**WORK TO COMPLETE:**
Retype each entry below exactly as it stands.

===============

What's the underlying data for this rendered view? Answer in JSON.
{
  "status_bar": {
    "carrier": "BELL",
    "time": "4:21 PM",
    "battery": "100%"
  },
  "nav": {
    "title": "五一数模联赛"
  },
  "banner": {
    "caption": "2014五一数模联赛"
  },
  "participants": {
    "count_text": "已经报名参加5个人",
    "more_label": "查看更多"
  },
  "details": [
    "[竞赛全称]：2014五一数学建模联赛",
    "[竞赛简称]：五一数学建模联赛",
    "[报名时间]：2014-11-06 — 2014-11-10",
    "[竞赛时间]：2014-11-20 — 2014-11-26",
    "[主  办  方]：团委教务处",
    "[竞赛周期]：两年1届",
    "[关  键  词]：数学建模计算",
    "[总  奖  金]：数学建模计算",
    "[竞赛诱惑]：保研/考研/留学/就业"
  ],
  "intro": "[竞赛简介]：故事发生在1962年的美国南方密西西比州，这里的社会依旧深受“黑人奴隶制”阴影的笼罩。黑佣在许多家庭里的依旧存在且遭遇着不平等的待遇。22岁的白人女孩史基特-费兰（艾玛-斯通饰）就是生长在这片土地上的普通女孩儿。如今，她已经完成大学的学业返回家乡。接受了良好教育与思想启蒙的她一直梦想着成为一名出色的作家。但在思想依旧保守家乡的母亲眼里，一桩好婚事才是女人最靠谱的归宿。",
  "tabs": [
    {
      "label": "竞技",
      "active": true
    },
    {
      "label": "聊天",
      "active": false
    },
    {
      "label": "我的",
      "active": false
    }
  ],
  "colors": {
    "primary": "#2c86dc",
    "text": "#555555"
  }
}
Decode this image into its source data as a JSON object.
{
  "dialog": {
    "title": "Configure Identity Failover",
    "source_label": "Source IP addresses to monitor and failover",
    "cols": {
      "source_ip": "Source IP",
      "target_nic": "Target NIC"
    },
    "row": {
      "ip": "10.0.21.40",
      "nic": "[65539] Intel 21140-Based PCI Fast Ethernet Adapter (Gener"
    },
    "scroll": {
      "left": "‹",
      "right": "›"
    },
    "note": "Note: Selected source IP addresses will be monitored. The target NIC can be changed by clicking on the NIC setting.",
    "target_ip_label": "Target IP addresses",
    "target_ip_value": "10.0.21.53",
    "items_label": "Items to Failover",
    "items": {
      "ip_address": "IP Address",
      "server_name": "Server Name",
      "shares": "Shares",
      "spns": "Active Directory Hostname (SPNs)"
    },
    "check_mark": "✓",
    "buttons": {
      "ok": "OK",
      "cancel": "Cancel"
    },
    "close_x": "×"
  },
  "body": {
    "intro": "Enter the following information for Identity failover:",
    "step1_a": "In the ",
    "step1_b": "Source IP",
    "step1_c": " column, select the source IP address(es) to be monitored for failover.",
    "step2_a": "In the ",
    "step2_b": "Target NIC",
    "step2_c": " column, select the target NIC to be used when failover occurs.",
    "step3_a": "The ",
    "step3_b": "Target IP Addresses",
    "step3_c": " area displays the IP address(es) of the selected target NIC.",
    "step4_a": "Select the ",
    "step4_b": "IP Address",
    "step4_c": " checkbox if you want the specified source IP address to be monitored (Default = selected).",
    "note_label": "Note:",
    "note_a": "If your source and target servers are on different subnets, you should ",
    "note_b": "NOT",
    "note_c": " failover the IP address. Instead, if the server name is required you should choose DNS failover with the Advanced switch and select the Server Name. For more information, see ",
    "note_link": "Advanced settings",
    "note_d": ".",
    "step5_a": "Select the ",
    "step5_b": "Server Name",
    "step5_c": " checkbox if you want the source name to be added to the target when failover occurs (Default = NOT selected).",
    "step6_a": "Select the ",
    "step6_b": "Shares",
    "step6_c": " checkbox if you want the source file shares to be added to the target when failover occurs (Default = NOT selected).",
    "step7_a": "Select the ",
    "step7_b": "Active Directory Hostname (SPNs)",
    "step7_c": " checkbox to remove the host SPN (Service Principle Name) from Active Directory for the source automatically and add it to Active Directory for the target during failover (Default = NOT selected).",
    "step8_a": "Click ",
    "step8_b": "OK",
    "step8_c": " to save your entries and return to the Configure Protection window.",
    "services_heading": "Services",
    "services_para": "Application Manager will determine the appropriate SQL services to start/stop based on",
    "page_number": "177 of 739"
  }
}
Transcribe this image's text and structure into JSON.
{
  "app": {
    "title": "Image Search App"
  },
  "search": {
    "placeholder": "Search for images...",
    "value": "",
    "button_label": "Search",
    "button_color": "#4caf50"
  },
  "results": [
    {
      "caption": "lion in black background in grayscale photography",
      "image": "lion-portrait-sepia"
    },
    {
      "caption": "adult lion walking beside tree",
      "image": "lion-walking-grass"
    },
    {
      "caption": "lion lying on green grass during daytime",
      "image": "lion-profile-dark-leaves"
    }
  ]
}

===============

**CORRECT RESPONSE:**
What's the underlying data for this rendered view? Answer in JSON.
{
  "status_bar": {
    "carrier": "BELL",
    "time": "4:21 PM",
    "battery": "100%"
  },
  "nav": {
    "title": "五一数模联赛"
  },
  "banner": {
    "caption": "2014五一数模联赛"
  },
  "participants": {
    "count_text": "已经报名参加5个人",
    "more_label": "查看更多"
  },
  "details": [
    "[竞赛全称]：2014五一数学建模联赛",
    "[竞赛简称]：五一数学建模联赛",
    "[报名时间]：2014-11-06 — 2014-11-10",
    "[竞赛时间]：2014-11-20 — 2014-11-26",
    "[主  办  方]：团委教务处",
    "[竞赛周期]：两年1届",
    "[关  键  词]：数学建模计算",
    "[总  奖  金]：数学建模计算",
    "[竞赛诱惑]：保研/考研/留学/就业"
  ],
  "intro": "[竞赛简介]：故事发生在1962年的美国南方密西西比州，这里的社会依旧深受“黑人奴隶制”阴影的笼罩。黑佣在许多家庭里的依旧存在且遭遇着不平等的待遇。22岁的白人女孩史基特-费兰（艾玛-斯通饰）就是生长在这片土地上的普通女孩儿。如今，她已经完成大学的学业返回家乡。接受了良好教育与思想启蒙的她一直梦想着成为一名出色的作家。但在思想依旧保守家乡的母亲眼里，一桩好婚事才是女人最靠谱的归宿。",
  "tabs": [
    {
      "label": "竞技",
      "active": true
    },
    {
      "label": "聊天",
      "active": false
    },
    {
      "label": "我的",
      "active": false
    }
  ],
  "colors": {
    "primary": "#2c86dc",
    "text": "#555555"
  }
}
Decode this image into its source data as a JSON object.
{
  "dialog": {
    "title": "Configure Identity Failover",
    "source_label": "Source IP addresses to monitor and failover",
    "cols": {
      "source_ip": "Source IP",
      "target_nic": "Target NIC"
    },
    "row": {
      "ip": "10.0.21.40",
      "nic": "[65539] Intel 21140-Based PCI Fast Ethernet Adapter (Gener"
    },
    "scroll": {
      "left": "‹",
      "right": "›"
    },
    "note": "Note: Selected source IP addresses will be monitored. The target NIC can be changed by clicking on the NIC setting.",
    "target_ip_label": "Target IP addresses",
    "target_ip_value": "10.0.21.53",
    "items_label": "Items to Failover",
    "items": {
      "ip_address": "IP Address",
      "server_name": "Server Name",
      "shares": "Shares",
      "spns": "Active Directory Hostname (SPNs)"
    },
    "check_mark": "✓",
    "buttons": {
      "ok": "OK",
      "cancel": "Cancel"
    },
    "close_x": "×"
  },
  "body": {
    "intro": "Enter the following information for Identity failover:",
    "step1_a": "In the ",
    "step1_b": "Source IP",
    "step1_c": " column, select the source IP address(es) to be monitored for failover.",
    "step2_a": "In the ",
    "step2_b": "Target NIC",
    "step2_c": " column, select the target NIC to be used when failover occurs.",
    "step3_a": "The ",
    "step3_b": "Target IP Addresses",
    "step3_c": " area displays the IP address(es) of the selected target NIC.",
    "step4_a": "Select the ",
    "step4_b": "IP Address",
    "step4_c": " checkbox if you want the specified source IP address to be monitored (Default = selected).",
    "note_label": "Note:",
    "note_a": "If your source and target servers are on different subnets, you should ",
    "note_b": "NOT",
    "note_c": " failover the IP address. Instead, if the server name is required you should choose DNS failover with the Advanced switch and select the Server Name. For more information, see ",
    "note_link": "Advanced settings",
    "note_d": ".",
    "step5_a": "Select the ",
    "step5_b": "Server Name",
    "step5_c": " checkbox if you want the source name to be added to the target when failover occurs (Default = NOT selected).",
    "step6_a": "Select the ",
    "step6_b": "Shares",
    "step6_c": " checkbox if you want the source file shares to be added to the target when failover occurs (Default = NOT selected).",
    "step7_a": "Select the ",
    "step7_b": "Active Directory Hostname (SPNs)",
    "step7_c": " checkbox to remove the host SPN (Service Principle Name) from Active Directory for the source automatically and add it to Active Directory for the target during failover (Default = NOT selected).",
    "step8_a": "Click ",
    "step8_b": "OK",
    "step8_c": " to save your entries and return to the Configure Protection window.",
    "services_heading": "Services",
    "services_para": "Application Manager will determine the appropriate SQL services to start/stop based on",
    "page_number": "177 of 739"
  }
}
Transcribe this image's text and structure into JSON.
{
  "app": {
    "title": "Image Search App"
  },
  "search": {
    "placeholder": "Search for images...",
    "value": "",
    "button_label": "Search",
    "button_color": "#4caf50"
  },
  "results": [
    {
      "caption": "lion in black background in grayscale photography",
      "image": "lion-portrait-sepia"
    },
    {
      "caption": "adult lion walking beside tree",
      "image": "lion-walking-grass"
    },
    {
      "caption": "lion lying on green grass during daytime",
      "image": "lion-profile-dark-leaves"
    }
  ]
}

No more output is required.